Figure dataset records:

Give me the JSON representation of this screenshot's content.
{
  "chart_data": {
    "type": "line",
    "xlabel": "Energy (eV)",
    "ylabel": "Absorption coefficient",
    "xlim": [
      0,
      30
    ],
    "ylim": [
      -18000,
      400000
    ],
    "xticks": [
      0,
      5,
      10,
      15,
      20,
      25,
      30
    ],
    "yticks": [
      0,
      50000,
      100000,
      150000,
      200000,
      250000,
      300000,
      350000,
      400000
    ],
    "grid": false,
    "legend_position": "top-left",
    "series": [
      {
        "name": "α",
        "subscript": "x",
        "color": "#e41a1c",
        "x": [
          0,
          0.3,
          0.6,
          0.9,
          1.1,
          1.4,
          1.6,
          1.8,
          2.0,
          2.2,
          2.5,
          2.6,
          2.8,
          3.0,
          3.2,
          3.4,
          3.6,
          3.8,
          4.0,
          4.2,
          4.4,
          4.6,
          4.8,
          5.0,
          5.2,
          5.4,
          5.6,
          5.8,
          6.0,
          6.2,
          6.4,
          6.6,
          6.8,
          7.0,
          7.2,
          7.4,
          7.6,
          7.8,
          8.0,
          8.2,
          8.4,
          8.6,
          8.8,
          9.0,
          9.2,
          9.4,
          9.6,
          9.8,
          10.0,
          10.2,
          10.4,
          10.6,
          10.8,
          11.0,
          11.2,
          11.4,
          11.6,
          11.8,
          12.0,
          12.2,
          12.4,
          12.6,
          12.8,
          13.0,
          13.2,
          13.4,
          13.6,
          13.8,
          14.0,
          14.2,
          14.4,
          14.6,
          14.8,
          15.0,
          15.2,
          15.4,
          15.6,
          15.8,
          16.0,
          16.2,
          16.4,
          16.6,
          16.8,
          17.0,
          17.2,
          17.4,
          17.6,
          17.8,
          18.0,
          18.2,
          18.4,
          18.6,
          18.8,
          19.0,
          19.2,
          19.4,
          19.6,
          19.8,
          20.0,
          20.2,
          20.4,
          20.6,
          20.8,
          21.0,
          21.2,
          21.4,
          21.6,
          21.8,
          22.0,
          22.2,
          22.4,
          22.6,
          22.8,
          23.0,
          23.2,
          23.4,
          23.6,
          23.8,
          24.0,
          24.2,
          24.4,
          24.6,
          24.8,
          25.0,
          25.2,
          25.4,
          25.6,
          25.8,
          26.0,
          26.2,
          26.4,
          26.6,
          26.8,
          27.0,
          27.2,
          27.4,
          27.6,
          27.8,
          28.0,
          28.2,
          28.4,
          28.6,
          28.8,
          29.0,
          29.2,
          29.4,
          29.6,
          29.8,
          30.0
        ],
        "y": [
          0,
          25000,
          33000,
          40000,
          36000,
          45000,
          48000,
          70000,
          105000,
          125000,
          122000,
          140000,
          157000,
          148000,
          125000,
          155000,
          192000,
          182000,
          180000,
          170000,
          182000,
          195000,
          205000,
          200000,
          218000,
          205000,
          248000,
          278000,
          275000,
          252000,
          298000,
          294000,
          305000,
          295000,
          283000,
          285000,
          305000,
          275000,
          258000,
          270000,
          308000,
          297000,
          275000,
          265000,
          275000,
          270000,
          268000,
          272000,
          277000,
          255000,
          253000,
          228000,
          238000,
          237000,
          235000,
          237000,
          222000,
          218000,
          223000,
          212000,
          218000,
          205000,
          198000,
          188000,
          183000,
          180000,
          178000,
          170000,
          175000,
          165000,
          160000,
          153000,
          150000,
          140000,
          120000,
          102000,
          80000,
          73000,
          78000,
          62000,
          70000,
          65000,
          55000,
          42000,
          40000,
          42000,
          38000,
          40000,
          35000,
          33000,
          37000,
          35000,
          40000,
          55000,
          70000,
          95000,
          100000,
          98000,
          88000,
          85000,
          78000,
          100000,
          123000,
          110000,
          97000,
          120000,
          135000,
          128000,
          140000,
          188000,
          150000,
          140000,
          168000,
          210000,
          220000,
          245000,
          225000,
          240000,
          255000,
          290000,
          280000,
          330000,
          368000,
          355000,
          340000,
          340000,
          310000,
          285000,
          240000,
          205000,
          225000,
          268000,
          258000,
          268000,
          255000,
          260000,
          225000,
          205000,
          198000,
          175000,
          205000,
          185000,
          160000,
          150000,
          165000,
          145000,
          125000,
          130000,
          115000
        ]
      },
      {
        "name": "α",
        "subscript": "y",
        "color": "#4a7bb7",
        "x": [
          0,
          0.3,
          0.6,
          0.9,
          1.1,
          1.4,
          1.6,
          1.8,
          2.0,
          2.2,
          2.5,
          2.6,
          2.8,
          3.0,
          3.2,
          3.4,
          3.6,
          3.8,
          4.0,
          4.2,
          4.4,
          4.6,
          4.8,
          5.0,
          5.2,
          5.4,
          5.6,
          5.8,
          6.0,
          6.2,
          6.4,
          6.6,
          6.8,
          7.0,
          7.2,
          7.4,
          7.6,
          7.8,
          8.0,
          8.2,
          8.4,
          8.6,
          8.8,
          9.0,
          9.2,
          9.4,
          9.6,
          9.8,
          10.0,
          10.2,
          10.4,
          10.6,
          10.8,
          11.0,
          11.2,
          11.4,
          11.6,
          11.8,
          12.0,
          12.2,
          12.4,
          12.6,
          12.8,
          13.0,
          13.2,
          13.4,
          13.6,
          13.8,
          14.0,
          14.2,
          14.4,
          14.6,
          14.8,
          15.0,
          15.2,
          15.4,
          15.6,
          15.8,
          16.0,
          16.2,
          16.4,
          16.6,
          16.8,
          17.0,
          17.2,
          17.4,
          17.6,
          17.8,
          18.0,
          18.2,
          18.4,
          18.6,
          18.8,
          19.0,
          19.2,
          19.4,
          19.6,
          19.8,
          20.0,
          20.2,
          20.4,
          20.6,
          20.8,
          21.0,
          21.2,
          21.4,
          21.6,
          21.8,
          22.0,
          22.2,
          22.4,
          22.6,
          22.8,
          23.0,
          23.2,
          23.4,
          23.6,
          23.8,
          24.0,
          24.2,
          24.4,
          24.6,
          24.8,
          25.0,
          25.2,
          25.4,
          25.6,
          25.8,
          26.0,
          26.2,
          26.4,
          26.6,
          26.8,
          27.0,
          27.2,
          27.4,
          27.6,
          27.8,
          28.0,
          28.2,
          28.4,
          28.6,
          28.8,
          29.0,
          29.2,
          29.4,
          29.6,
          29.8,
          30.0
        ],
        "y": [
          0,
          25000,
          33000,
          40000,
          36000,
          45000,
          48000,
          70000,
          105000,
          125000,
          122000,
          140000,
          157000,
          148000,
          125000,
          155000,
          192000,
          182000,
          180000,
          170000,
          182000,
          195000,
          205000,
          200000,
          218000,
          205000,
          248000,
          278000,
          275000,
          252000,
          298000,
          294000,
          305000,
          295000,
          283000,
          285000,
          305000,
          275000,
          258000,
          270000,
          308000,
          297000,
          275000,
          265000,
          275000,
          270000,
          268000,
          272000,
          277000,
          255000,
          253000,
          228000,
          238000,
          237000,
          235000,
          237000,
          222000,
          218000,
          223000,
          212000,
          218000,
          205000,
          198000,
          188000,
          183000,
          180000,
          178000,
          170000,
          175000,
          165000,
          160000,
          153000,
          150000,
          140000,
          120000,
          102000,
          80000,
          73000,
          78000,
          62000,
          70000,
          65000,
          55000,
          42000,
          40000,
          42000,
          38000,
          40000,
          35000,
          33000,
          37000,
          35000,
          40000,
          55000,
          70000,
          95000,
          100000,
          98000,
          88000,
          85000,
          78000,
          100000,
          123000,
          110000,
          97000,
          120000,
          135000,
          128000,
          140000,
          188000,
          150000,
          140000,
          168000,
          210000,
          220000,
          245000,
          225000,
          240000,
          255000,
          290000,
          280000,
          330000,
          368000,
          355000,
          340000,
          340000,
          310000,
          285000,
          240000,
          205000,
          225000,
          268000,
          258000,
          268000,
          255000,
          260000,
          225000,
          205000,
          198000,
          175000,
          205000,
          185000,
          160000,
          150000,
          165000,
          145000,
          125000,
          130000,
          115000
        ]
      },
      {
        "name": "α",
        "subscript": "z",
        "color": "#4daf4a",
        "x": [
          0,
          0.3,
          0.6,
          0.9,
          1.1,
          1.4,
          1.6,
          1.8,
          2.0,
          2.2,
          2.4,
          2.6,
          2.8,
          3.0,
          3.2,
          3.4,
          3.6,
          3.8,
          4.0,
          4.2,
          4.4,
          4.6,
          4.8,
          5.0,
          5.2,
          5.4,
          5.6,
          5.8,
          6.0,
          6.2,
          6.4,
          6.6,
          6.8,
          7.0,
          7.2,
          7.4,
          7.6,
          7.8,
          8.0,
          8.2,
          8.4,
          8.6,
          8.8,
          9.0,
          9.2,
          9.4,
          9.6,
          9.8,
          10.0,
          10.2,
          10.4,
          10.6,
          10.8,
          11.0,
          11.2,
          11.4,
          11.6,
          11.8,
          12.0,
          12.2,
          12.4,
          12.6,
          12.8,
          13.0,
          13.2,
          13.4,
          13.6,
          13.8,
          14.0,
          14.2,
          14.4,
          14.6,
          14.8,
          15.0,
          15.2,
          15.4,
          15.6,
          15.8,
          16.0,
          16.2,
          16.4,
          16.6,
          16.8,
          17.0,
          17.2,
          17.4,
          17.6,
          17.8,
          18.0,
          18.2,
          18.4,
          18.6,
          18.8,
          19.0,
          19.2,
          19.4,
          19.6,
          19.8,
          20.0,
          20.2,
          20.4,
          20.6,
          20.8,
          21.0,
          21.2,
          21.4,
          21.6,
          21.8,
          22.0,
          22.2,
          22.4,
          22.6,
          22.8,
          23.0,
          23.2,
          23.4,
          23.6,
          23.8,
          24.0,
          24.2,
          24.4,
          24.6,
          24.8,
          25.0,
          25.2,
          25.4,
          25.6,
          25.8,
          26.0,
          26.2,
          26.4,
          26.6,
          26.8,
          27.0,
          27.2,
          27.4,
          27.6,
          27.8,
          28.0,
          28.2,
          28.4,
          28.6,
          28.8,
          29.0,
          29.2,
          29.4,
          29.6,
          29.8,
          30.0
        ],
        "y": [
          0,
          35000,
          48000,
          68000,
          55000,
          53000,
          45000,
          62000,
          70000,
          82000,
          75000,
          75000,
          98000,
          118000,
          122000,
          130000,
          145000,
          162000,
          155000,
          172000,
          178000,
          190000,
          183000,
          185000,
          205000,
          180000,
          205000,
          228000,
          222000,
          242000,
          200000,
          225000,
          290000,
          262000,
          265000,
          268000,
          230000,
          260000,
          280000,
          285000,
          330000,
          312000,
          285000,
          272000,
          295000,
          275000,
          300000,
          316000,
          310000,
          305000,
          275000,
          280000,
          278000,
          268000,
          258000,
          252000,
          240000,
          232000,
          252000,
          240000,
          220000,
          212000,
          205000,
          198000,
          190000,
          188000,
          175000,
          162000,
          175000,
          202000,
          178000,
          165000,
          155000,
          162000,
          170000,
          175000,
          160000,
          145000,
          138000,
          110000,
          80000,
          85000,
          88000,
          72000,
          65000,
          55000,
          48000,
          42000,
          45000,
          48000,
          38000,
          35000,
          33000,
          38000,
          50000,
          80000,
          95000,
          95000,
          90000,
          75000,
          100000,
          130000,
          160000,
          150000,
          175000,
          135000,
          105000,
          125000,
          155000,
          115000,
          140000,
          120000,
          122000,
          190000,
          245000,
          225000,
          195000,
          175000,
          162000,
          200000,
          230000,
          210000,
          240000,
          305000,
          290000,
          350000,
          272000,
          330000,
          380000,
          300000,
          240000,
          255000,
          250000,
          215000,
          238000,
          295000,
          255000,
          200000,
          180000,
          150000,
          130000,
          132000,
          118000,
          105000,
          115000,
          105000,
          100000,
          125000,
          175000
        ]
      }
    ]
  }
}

**GOAL OF THE EXERCISE:**
Determine how many lines in the data above contain the string "subscript". Give nothing except the number.

**THE COMPLETED TASK:**
3